[Data listing]
::::::::::
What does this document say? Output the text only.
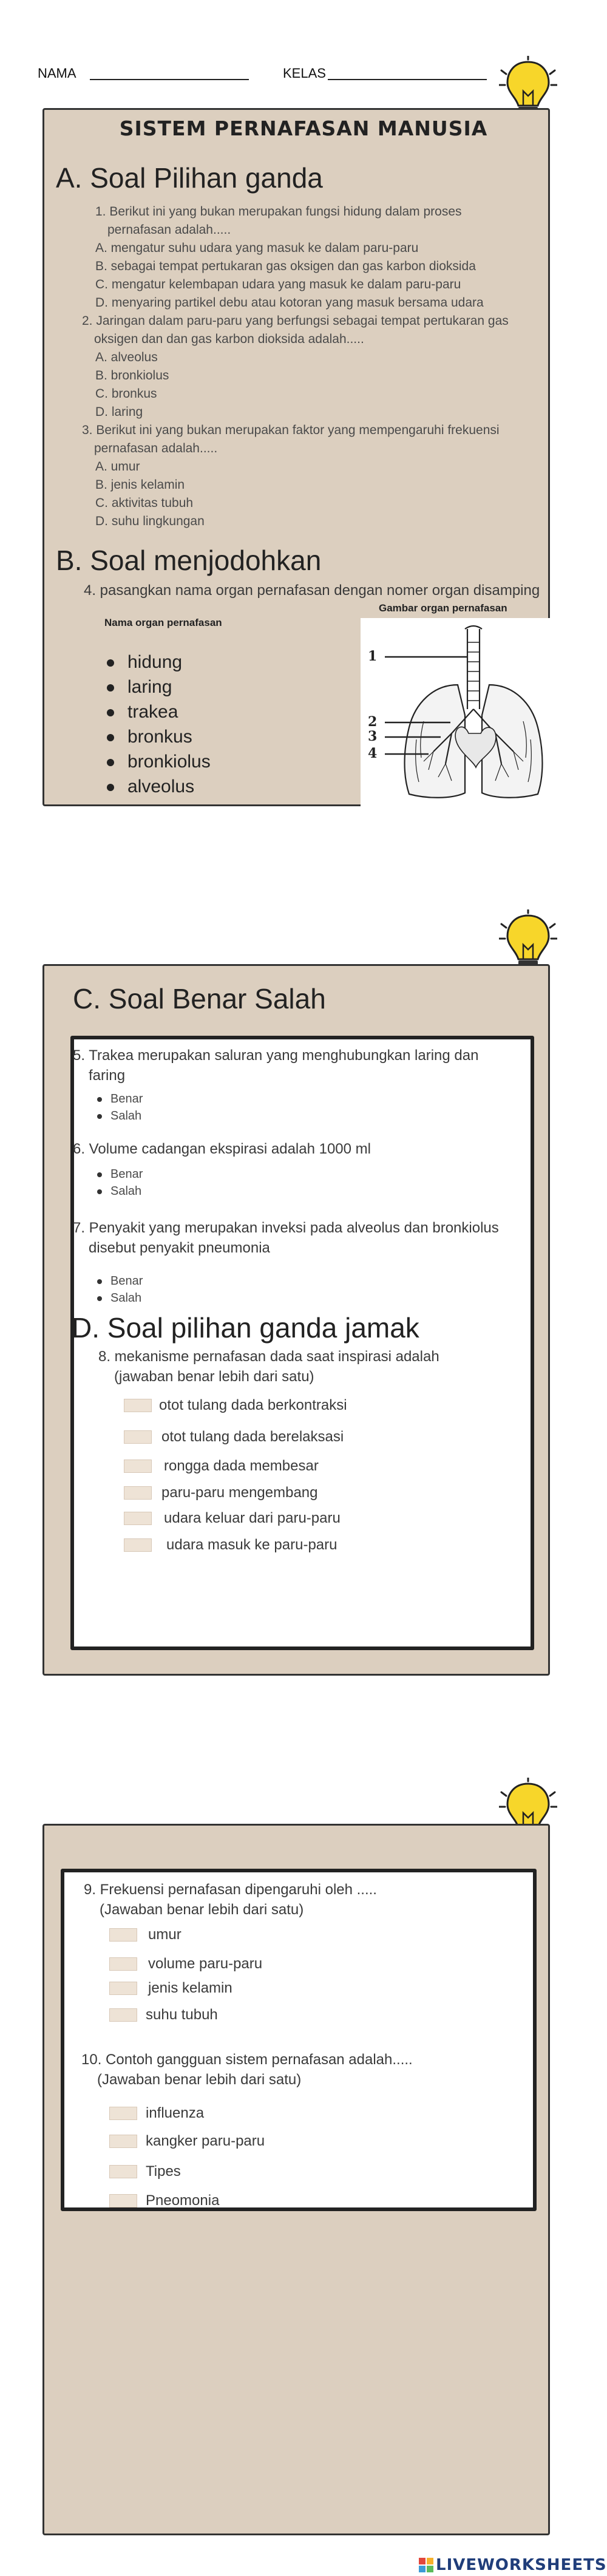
NAMA	KELAS
SISTEM PERNAFASAN MANUSIA
A. Soal Pilihan ganda
1. Berikut ini yang bukan merupakan fungsi hidung dalam proses
pernafasan adalah.....
A. mengatur suhu udara yang masuk ke dalam paru-paru
B. sebagai tempat pertukaran gas oksigen dan gas karbon dioksida
C. mengatur kelembapan udara yang masuk ke dalam paru-paru
D. menyaring partikel debu atau kotoran yang masuk bersama udara
2. Jaringan dalam paru-paru yang berfungsi sebagai tempat pertukaran gas
oksigen dan dan gas karbon dioksida adalah.....
A. alveolus
B. bronkiolus
C. bronkus
D. laring
3. Berikut ini yang bukan merupakan faktor yang mempengaruhi frekuensi
pernafasan adalah.....
A. umur
B. jenis kelamin
C. aktivitas tubuh
D. suhu lingkungan
B. Soal menjodohkan
4. pasangkan nama organ pernafasan dengan nomer organ disamping
Nama organ pernafasan
Gambar organ pernafasan
hidung
laring
trakea
bronkus
bronkiolus
alveolus
1
2
3
4
C. Soal Benar Salah
5. Trakea merupakan saluran yang menghubungkan laring dan
faring
Benar
Salah
6. Volume cadangan ekspirasi adalah 1000 ml
Benar
Salah
7. Penyakit yang merupakan inveksi pada alveolus dan bronkiolus
disebut penyakit pneumonia
Benar
Salah
D. Soal pilihan ganda jamak
8. mekanisme pernafasan dada saat inspirasi adalah
(jawaban benar lebih dari satu)
otot tulang dada berkontraksi
otot tulang dada berelaksasi
rongga dada membesar
paru-paru mengembang
udara keluar dari paru-paru
udara masuk ke paru-paru
9. Frekuensi pernafasan dipengaruhi oleh .....
(Jawaban benar lebih dari satu)
umur
volume paru-paru
jenis kelamin
suhu tubuh
10. Contoh gangguan sistem pernafasan adalah.....
(Jawaban benar lebih dari satu)
influenza
kangker paru-paru
Tipes
Pneomonia
LIVEWORKSHEETS
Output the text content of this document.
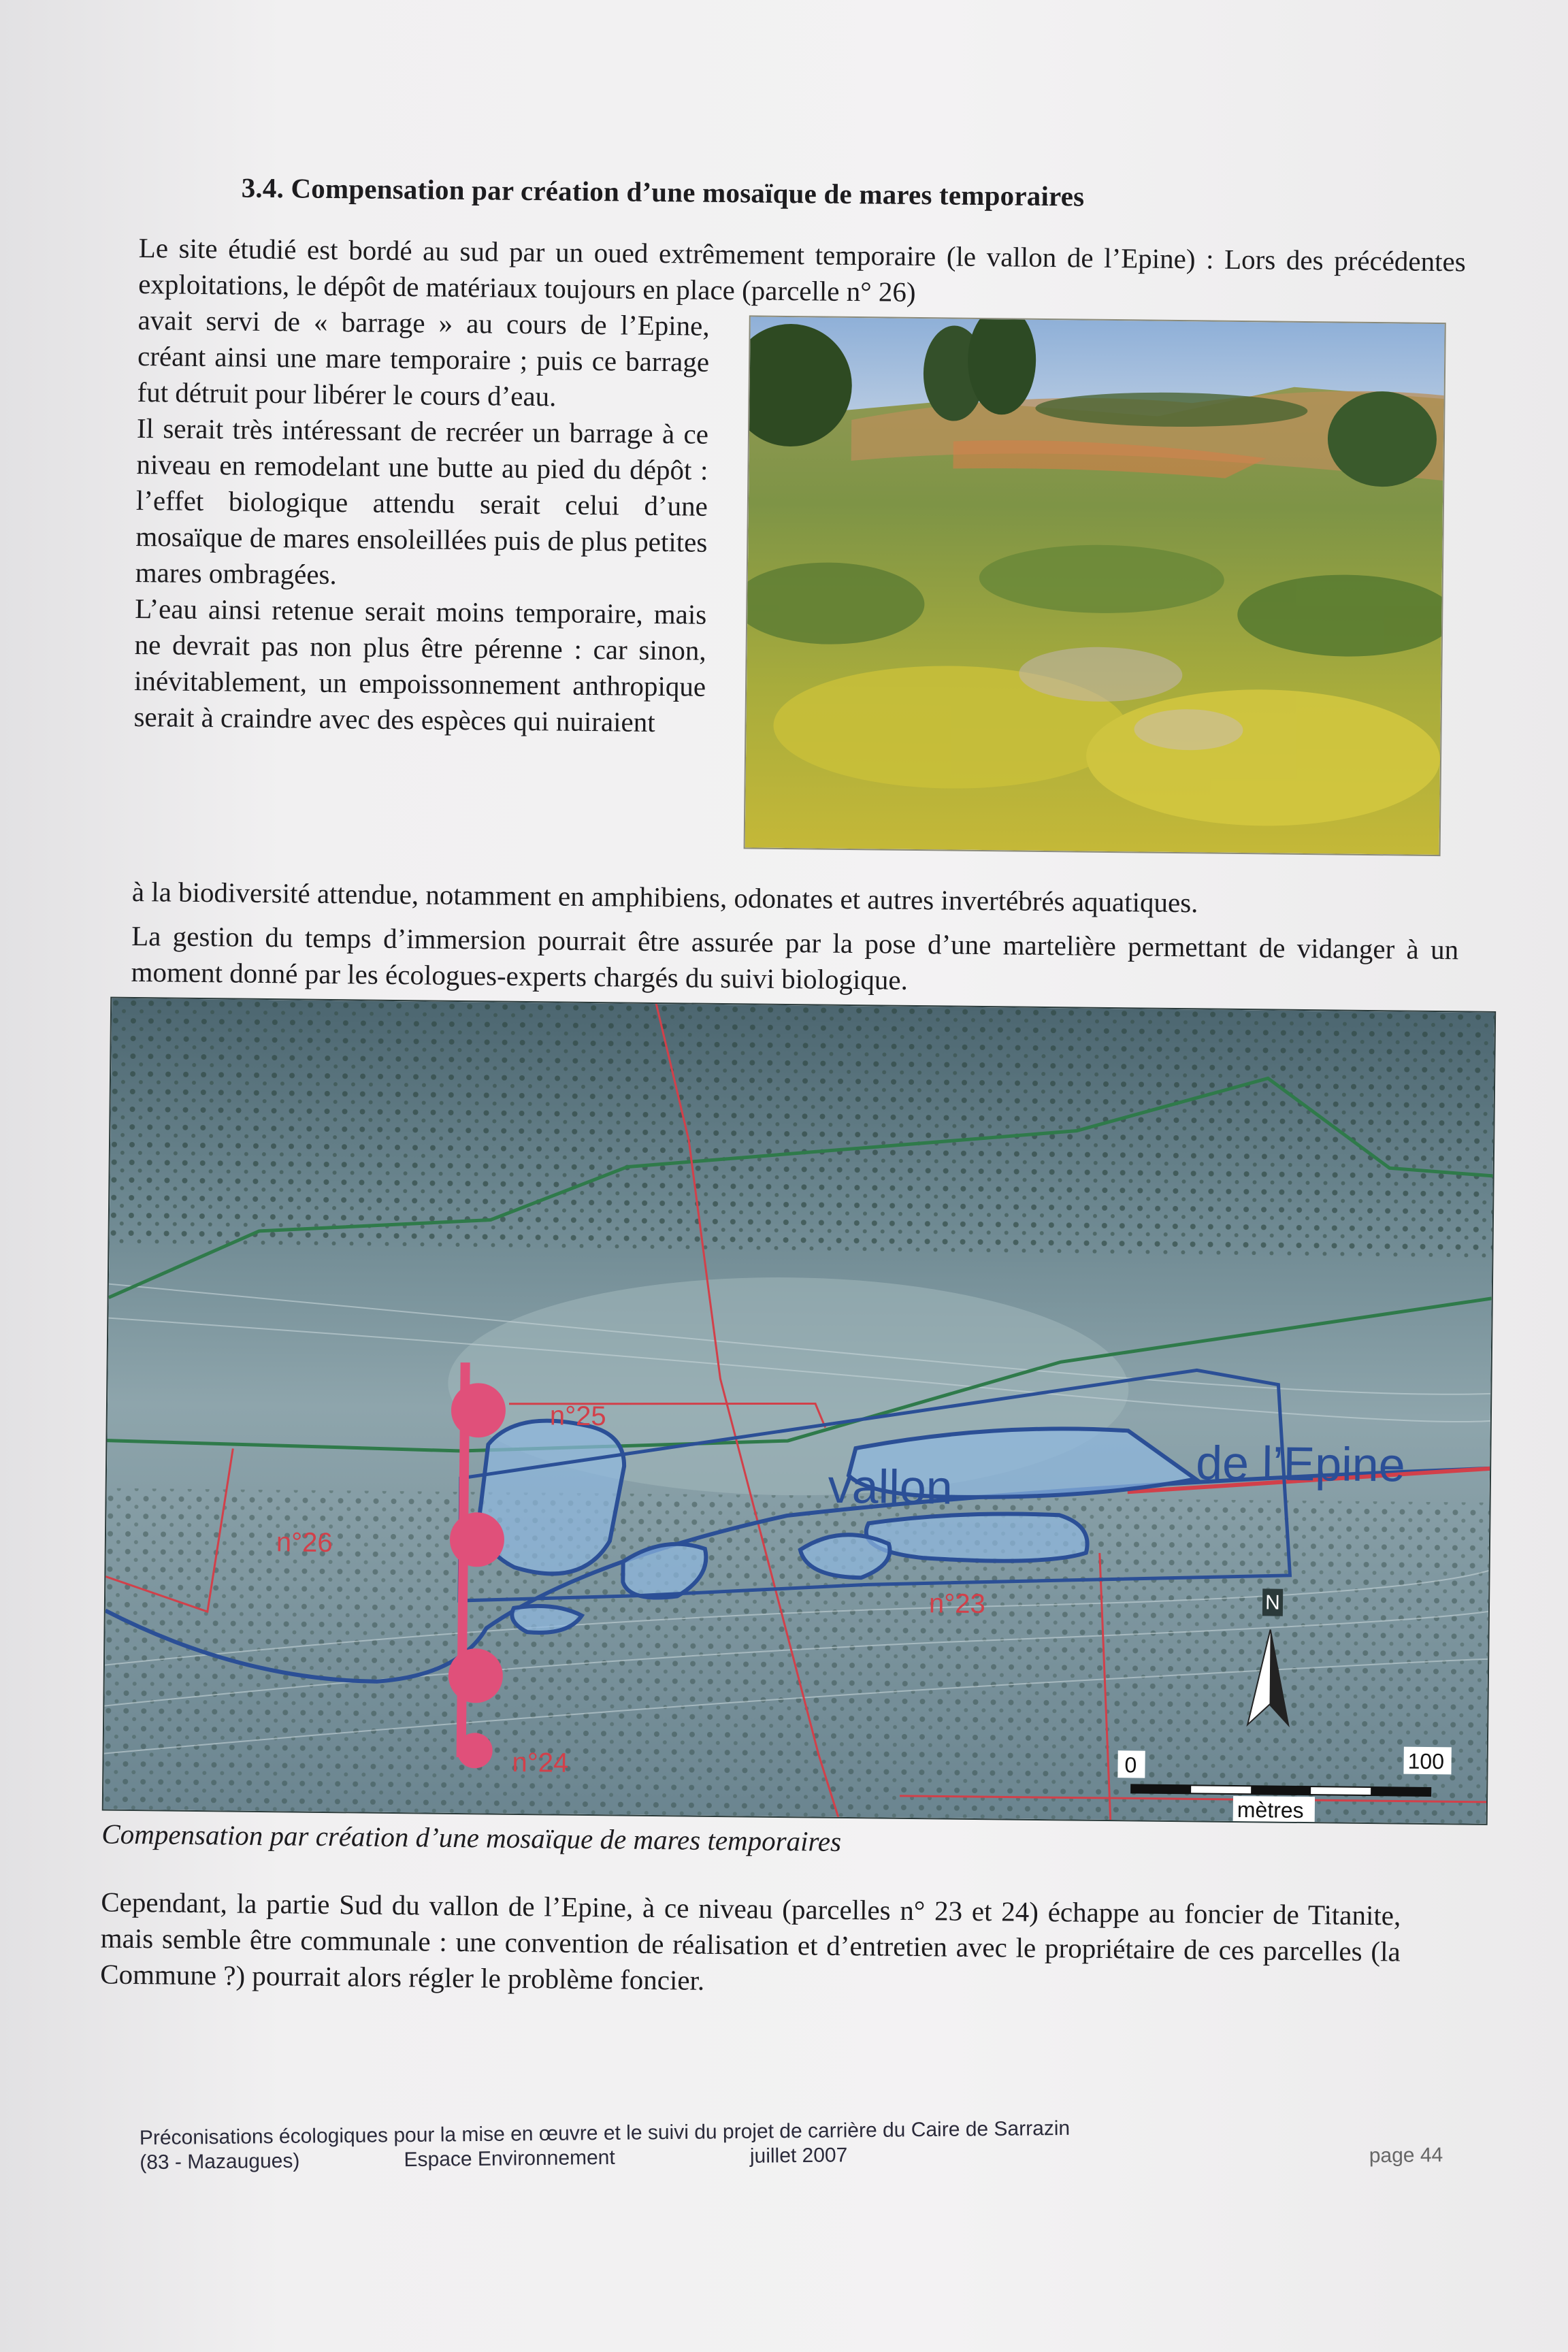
3.4. Compensation par création d’une mosaïque de mares temporaires

Le site étudié est bordé au sud par un oued extrêmement temporaire (le vallon de l’Epine) : Lors des précédentes exploitations, le dépôt de matériaux toujours en place (parcelle n° 26)

avait servi de « barrage » au cours de l’Epine, créant ainsi une mare temporaire ; puis ce barrage fut détruit pour libérer le cours d’eau.

Il serait très intéressant de recréer un barrage à ce niveau en remodelant une butte au pied du dépôt : l’effet biologique attendu serait celui d’une mosaïque de mares ensoleillées puis de plus petites mares ombragées.

L’eau ainsi retenue serait moins temporaire, mais ne devrait pas non plus être pérenne : car sinon, inévitablement, un empoissonnement anthropique serait à craindre avec des espèces qui nuiraient

à la biodiversité attendue, notamment en amphibiens, odonates et autres invertébrés aquatiques.

La gestion du temps d’immersion pourrait être assurée par la pose d’une martelière permettant de vidanger à un moment donné par les écologues-experts chargés du suivi biologique.

n°25
n°26
n°23
n°24
vallon	de l’Epine
N
0	100
mètres

Compensation par création d’une mosaïque de mares temporaires

Cependant, la partie Sud du vallon de l’Epine, à ce niveau (parcelles n° 23 et 24) échappe au foncier de Titanite, mais semble être communale : une convention de réalisation et d’entretien avec le propriétaire de ces parcelles (la Commune ?) pourrait alors régler le problème foncier.

Préconisations écologiques pour la mise en œuvre et le suivi du projet de carrière du Caire de Sarrazin
(83 - Mazaugues)	Espace Environnement	juillet 2007	page 44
::::::::::
YOUR INSTRUCTIONS: Isolate each line of the listing above that includes "suivi". Copy it.

FULL RESPONSE:
La gestion du temps d’immersion pourrait être assurée par la pose d’une martelière permettant de vidanger à un moment donné par les écologues-experts chargés du suivi biologique.
Préconisations écologiques pour la mise en œuvre et le suivi du projet de carrière du Caire de Sarrazin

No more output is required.